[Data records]
--- Start ---

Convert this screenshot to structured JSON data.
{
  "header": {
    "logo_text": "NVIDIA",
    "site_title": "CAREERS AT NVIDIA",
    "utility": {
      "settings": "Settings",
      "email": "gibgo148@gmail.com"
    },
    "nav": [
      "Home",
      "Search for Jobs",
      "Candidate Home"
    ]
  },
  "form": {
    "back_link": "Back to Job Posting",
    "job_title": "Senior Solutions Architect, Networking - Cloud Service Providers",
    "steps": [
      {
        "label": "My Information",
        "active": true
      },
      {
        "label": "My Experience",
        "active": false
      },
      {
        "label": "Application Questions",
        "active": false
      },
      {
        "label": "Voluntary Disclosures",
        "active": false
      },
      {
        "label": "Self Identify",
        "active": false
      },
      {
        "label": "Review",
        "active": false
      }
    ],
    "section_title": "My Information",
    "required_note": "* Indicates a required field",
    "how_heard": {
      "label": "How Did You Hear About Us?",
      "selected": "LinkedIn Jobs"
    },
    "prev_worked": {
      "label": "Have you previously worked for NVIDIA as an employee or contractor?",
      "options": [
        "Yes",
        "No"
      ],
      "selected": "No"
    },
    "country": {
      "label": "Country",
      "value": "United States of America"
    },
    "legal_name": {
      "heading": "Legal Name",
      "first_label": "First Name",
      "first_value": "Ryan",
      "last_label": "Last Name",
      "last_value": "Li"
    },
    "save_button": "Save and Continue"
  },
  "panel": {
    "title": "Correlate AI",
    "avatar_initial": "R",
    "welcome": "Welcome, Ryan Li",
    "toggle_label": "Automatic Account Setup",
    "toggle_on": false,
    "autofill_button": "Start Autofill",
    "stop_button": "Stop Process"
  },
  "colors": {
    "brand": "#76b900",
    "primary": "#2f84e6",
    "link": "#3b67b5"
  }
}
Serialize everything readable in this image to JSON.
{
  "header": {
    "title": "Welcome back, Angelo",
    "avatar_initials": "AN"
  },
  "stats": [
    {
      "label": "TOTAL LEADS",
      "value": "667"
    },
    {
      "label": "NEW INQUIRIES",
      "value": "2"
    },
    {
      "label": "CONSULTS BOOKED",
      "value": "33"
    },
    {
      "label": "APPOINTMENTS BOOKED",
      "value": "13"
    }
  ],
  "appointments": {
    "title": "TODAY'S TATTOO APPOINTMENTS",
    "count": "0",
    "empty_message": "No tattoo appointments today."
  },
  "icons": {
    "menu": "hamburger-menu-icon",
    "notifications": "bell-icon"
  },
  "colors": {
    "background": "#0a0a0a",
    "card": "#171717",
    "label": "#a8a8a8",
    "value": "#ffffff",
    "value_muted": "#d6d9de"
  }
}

--- End ---

* **Exercise**:
Copy each line that contains the word "Jobs".

* **Response**:
      "Search for Jobs",
      "selected": "LinkedIn Jobs"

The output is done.